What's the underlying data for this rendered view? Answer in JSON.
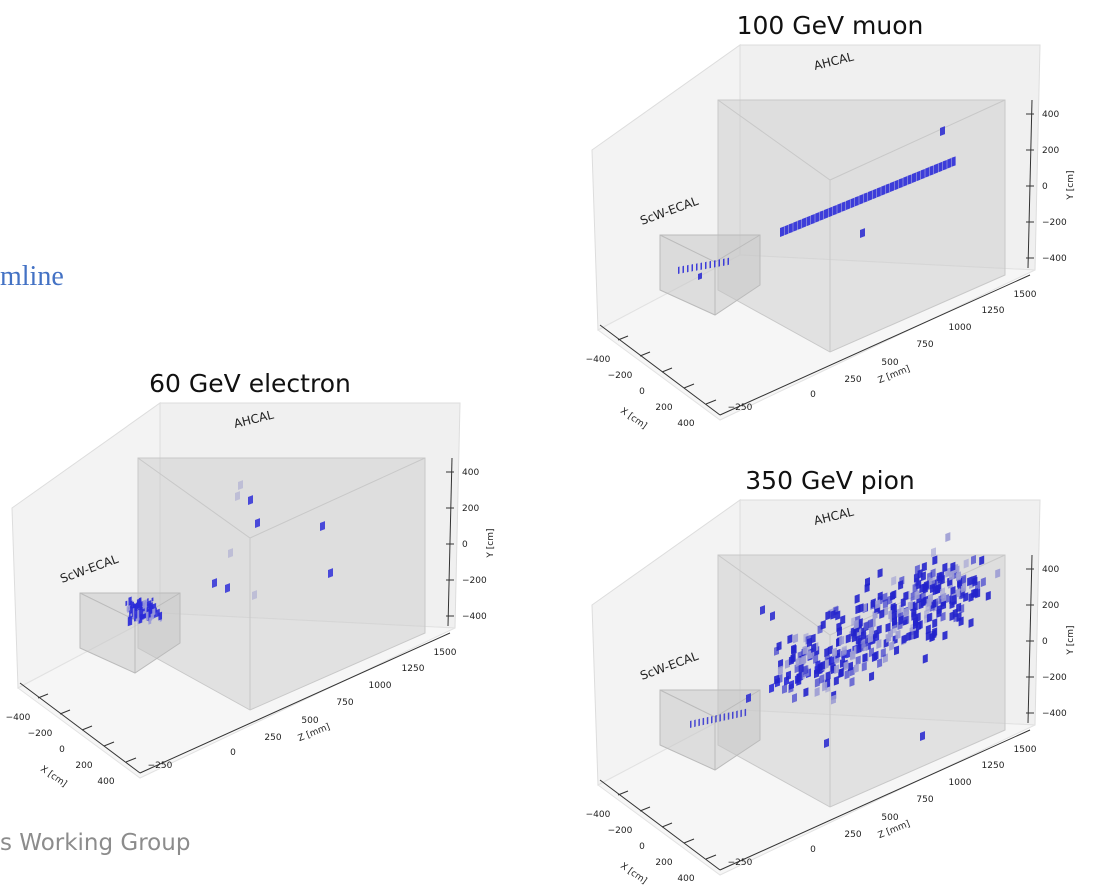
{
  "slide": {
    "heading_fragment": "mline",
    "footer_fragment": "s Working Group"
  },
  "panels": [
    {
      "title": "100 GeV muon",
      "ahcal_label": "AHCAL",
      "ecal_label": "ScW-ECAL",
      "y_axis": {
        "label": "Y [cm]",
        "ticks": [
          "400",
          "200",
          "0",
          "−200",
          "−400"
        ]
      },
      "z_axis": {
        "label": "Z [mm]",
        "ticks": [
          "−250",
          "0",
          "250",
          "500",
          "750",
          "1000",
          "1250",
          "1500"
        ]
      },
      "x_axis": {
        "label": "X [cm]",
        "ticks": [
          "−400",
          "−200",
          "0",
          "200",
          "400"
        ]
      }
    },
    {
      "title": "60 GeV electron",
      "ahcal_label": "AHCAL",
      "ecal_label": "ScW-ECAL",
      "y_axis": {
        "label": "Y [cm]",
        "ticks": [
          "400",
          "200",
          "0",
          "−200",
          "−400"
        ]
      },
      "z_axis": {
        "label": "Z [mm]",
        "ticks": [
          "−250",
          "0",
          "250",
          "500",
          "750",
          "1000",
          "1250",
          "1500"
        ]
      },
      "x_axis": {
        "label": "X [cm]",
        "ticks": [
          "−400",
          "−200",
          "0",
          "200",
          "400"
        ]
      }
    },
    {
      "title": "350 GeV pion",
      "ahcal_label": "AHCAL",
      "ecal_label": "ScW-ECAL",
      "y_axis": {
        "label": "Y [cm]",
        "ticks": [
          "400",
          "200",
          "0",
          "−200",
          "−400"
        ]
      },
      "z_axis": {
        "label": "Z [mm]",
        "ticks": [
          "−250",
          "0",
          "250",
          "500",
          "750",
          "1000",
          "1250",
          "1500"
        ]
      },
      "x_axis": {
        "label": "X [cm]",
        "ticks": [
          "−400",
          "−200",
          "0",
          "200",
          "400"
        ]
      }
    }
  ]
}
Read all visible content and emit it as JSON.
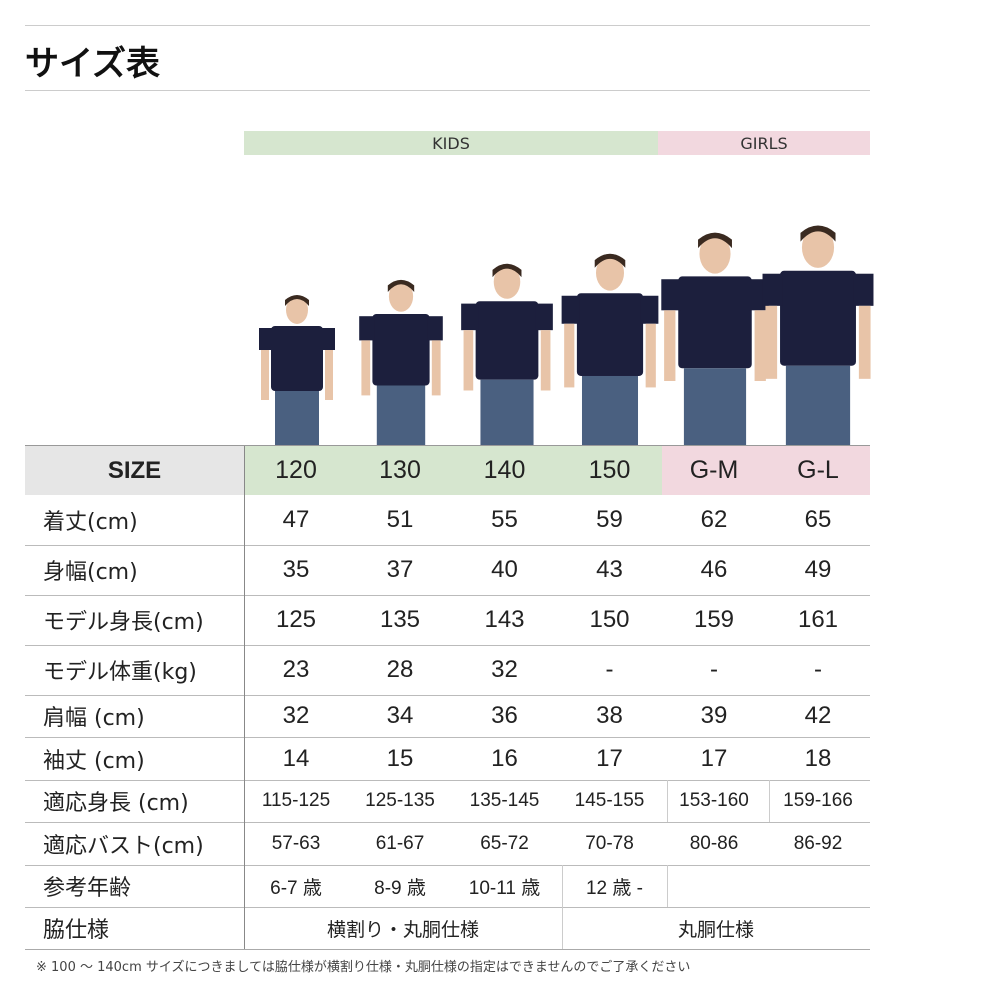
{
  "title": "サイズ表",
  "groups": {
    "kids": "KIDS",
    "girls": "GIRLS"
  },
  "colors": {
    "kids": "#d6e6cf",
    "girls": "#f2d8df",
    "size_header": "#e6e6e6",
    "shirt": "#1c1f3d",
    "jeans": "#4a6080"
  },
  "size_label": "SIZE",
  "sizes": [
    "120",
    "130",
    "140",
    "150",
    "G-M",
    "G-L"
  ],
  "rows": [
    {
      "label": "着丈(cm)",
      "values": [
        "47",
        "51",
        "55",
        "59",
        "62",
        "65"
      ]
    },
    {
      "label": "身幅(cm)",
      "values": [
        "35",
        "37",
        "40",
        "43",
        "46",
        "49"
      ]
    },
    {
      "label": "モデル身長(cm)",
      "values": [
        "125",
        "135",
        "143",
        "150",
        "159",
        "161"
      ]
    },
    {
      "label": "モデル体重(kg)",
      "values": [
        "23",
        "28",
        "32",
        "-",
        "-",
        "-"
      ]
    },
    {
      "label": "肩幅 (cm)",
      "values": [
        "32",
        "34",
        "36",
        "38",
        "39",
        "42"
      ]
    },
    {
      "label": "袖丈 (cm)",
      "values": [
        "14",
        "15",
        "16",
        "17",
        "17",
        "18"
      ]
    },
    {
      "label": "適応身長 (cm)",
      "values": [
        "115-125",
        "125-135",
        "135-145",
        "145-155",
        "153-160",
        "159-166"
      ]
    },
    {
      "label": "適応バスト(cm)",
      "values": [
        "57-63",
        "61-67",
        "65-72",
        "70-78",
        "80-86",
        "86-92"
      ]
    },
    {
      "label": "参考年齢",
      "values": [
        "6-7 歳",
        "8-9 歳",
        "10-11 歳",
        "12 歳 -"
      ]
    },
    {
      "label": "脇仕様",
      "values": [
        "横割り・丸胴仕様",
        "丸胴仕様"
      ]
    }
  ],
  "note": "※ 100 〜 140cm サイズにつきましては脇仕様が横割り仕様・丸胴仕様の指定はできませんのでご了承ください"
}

**Short task:**
Copy every line from the entries that contains the word "title".

**Correct output:**
      "title": "100 GeV muon",
      "title": "60 GeV electron",
      "title": "350 GeV pion",
  "title": "サイズ表",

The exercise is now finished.